** start DATA EXCERPTS **

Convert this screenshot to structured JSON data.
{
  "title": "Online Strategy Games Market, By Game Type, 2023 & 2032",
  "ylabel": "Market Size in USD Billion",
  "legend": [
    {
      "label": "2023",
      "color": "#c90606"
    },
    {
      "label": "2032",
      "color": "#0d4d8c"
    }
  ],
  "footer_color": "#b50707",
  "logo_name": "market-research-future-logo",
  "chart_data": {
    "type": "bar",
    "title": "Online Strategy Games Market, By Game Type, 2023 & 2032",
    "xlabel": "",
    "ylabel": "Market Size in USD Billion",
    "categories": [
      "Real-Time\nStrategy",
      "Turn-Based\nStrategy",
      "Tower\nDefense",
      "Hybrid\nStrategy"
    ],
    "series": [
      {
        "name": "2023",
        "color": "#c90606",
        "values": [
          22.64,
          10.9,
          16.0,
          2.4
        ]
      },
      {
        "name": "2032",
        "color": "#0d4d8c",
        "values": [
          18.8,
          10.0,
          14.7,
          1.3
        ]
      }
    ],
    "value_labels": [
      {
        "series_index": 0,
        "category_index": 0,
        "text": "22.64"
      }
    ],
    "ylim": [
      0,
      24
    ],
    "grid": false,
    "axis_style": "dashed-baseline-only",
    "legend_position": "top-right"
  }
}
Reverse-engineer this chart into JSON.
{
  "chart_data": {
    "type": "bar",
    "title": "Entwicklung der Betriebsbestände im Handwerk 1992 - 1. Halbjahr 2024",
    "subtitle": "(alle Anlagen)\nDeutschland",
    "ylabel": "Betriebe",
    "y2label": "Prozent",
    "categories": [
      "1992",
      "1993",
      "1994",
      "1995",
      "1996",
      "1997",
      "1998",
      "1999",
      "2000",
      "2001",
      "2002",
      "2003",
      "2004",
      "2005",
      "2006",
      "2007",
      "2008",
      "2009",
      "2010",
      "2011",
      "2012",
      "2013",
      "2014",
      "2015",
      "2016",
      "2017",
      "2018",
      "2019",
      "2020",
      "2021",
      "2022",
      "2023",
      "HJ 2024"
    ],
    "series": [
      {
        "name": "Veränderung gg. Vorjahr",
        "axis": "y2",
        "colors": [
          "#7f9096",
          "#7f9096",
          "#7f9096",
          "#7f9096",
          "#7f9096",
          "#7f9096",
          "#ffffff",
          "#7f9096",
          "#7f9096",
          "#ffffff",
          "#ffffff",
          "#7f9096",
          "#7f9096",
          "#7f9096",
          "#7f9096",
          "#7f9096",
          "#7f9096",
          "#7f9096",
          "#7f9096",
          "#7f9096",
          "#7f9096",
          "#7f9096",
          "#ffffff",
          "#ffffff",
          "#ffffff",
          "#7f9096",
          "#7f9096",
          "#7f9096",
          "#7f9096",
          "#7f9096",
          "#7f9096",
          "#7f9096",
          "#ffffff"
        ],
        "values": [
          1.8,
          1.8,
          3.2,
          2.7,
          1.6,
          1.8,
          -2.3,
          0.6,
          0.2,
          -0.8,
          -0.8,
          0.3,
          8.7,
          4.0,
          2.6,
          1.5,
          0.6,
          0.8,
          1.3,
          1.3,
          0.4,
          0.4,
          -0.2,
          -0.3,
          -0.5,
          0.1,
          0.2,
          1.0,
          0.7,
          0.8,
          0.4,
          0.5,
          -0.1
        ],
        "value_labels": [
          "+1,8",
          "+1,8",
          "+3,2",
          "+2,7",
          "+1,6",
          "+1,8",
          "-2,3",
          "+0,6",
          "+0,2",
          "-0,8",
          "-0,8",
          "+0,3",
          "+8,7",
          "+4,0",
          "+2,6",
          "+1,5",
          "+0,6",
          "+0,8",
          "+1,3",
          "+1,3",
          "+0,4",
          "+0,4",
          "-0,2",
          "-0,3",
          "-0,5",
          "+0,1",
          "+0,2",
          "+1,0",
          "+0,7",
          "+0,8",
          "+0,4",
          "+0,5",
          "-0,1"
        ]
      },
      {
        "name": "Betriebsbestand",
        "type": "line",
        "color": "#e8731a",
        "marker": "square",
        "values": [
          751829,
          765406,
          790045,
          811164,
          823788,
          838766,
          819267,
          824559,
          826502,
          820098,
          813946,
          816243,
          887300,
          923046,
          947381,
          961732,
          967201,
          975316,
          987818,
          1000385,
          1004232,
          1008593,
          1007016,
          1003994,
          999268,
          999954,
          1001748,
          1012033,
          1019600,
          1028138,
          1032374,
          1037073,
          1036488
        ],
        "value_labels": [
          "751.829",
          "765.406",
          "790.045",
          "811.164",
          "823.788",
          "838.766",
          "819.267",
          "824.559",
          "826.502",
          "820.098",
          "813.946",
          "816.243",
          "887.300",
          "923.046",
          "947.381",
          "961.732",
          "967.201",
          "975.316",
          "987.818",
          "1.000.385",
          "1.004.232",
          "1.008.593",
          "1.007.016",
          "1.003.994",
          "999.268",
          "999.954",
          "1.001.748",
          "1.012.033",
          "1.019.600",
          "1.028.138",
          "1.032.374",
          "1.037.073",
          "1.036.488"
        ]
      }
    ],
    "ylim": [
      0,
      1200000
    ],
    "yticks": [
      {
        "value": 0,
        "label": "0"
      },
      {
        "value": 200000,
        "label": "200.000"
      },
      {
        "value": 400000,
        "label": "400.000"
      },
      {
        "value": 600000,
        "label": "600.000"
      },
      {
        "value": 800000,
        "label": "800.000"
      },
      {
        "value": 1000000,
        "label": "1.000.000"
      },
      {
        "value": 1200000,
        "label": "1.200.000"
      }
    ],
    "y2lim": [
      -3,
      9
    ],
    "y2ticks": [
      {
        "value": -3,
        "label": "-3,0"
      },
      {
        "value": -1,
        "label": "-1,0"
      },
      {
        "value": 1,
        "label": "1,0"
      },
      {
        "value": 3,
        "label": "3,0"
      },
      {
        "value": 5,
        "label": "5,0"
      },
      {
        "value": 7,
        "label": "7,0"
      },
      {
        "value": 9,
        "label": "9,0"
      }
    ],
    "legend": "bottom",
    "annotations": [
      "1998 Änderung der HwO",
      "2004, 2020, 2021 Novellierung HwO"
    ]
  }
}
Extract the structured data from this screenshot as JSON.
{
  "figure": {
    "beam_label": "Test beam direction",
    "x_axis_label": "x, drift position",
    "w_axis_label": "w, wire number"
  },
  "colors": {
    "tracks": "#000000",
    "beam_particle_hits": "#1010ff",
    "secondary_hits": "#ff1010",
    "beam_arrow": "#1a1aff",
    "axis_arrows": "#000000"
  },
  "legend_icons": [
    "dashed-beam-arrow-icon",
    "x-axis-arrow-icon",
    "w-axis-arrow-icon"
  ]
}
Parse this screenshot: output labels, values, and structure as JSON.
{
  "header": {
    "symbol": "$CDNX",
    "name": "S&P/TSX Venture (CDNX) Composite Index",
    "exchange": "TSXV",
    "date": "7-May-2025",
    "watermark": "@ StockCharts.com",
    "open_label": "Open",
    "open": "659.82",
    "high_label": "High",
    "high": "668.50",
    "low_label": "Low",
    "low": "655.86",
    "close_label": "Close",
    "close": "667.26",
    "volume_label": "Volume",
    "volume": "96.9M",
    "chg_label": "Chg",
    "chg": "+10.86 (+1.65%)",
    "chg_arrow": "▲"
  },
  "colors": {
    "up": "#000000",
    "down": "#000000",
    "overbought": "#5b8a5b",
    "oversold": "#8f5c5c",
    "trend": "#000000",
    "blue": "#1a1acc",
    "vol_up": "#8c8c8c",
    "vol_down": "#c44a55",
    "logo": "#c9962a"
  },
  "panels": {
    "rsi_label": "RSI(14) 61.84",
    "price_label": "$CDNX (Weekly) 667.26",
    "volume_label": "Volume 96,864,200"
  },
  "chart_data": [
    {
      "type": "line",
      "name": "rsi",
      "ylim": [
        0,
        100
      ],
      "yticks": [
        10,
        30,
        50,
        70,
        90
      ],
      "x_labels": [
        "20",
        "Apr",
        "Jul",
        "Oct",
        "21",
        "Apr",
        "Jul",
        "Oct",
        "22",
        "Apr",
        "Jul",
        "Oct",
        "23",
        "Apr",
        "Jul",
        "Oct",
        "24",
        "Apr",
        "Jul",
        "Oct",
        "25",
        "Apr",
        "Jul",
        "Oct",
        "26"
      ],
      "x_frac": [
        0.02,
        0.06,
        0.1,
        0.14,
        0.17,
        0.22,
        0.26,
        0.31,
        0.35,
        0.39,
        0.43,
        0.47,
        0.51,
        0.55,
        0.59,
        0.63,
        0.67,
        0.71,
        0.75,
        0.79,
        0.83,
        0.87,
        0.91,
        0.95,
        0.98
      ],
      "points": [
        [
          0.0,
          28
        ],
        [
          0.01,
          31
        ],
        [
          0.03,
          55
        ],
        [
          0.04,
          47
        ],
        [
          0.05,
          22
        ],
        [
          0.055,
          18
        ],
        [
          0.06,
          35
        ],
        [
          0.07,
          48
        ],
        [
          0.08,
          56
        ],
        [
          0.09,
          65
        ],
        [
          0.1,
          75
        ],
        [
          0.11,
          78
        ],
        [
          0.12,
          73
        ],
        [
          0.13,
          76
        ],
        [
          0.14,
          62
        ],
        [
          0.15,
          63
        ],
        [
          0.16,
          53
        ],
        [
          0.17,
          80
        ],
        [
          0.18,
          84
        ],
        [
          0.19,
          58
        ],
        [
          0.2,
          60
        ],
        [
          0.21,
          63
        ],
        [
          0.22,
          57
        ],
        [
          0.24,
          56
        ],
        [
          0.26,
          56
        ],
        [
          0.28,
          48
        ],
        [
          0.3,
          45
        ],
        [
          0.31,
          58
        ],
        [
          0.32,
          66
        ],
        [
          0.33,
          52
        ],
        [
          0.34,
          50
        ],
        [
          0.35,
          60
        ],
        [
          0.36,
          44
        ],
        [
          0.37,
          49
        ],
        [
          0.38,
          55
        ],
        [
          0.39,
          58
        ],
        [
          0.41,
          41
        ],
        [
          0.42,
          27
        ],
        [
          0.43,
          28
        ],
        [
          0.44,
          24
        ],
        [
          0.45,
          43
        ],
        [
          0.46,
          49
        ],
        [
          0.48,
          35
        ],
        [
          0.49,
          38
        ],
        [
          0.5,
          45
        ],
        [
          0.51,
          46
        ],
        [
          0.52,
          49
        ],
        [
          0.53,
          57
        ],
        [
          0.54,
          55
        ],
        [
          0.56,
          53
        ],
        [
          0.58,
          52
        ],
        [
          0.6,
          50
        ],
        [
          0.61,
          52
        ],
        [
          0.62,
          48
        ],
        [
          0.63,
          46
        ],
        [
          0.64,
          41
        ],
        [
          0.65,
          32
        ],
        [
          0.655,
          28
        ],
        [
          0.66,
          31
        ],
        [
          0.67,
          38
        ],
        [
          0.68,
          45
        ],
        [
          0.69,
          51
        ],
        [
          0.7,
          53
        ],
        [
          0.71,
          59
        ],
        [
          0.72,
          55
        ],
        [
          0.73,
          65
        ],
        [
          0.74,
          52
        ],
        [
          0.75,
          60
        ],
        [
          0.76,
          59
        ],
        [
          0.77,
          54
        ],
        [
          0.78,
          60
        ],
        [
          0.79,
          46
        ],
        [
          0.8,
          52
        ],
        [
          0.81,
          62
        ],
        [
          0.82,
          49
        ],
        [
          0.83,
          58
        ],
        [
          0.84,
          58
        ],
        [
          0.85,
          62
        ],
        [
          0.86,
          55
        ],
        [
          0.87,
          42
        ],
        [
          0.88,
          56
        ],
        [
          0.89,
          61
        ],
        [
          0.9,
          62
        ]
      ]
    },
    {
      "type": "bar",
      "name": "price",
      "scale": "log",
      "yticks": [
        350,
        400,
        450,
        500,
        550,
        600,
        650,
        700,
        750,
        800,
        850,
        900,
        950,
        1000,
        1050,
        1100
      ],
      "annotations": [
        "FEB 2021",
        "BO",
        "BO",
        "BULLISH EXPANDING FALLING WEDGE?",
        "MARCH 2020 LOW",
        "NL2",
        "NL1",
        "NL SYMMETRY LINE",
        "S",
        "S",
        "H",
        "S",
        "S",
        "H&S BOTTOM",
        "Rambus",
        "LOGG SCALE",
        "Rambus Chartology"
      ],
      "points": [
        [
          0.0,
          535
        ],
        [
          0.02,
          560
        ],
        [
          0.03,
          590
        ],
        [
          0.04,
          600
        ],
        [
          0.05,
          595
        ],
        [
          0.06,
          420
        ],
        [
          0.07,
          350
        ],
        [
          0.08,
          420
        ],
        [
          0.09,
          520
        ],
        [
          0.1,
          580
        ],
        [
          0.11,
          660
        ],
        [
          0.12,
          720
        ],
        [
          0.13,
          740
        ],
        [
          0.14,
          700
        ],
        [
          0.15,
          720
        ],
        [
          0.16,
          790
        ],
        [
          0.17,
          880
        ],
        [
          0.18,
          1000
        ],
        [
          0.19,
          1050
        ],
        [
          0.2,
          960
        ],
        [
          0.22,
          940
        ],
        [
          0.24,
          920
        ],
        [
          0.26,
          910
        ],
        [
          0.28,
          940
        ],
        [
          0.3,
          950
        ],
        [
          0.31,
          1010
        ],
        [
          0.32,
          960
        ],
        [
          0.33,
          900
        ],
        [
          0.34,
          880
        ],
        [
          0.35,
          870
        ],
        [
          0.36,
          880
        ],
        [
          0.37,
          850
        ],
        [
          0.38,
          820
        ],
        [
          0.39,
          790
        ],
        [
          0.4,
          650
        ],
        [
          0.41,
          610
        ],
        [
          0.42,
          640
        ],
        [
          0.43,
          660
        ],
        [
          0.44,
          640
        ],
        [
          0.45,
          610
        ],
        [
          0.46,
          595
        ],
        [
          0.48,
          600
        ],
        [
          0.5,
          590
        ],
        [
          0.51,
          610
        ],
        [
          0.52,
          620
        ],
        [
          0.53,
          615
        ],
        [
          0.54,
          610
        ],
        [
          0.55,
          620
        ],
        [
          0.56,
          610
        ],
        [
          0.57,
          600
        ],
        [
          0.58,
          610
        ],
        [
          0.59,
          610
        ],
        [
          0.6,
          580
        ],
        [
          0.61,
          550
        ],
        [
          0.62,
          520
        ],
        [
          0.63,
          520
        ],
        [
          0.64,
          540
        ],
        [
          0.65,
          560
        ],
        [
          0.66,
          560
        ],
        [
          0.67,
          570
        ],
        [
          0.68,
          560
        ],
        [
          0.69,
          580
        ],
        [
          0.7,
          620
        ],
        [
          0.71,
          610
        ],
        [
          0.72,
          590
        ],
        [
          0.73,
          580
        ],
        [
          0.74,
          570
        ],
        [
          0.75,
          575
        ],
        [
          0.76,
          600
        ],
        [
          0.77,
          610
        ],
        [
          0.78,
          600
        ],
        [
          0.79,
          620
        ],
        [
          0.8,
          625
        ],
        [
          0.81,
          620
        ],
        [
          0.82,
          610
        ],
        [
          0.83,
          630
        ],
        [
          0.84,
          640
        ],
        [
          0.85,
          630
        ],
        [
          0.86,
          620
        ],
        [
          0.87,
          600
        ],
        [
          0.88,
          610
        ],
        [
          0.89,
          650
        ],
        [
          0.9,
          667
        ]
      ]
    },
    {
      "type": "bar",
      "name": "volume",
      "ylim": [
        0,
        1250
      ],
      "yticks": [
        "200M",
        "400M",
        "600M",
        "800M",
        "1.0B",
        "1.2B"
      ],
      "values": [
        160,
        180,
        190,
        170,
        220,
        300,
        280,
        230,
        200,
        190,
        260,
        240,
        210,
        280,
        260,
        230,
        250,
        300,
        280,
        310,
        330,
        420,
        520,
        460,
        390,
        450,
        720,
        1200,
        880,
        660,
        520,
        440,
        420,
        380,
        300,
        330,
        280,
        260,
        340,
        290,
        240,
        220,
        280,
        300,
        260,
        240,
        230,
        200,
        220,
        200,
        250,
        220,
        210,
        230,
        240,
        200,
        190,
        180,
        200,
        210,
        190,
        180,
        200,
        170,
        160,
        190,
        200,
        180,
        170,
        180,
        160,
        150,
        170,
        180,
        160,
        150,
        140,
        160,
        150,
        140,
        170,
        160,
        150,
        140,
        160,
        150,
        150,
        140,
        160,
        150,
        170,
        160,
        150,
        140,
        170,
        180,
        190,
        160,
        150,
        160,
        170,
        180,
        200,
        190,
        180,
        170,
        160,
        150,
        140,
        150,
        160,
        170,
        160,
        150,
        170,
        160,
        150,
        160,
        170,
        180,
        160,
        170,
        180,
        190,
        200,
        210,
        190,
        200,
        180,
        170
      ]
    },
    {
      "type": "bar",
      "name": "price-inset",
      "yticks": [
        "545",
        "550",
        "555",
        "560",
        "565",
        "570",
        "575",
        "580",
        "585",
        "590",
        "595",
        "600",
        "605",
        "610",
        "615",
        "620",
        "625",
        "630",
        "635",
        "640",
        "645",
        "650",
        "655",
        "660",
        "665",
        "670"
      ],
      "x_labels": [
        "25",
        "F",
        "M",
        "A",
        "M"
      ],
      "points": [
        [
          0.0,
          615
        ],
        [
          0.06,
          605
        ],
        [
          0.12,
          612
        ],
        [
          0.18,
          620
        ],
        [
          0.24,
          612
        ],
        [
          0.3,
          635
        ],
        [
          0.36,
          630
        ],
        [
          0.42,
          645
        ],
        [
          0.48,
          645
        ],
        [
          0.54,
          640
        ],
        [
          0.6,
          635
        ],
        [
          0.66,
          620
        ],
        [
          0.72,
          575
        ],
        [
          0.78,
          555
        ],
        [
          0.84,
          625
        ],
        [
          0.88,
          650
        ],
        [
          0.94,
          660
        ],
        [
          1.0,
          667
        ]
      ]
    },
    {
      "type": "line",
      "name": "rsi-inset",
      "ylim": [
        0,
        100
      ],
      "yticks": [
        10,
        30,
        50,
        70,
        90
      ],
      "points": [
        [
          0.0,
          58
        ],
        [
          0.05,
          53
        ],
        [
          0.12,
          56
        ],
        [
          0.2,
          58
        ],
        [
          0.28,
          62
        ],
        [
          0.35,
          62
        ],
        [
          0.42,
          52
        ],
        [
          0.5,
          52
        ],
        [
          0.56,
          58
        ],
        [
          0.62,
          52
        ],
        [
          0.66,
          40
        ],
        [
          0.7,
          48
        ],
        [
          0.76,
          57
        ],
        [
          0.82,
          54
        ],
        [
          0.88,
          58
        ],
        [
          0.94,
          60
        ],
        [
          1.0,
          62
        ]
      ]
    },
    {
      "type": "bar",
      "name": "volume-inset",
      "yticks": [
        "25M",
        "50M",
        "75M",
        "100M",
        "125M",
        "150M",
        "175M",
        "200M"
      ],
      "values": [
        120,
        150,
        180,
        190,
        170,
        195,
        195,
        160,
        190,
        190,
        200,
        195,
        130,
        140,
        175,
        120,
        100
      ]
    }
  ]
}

** end DATA EXCERPTS **

**TO DO**: Gather every line from the entries above where the word "JSON" appears, and copy them.

**COMPLETE RESPONSE**:
Convert this screenshot to structured JSON data.
Reverse-engineer this chart into JSON.
Extract the structured data from this screenshot as JSON.
Parse this screenshot: output labels, values, and structure as JSON.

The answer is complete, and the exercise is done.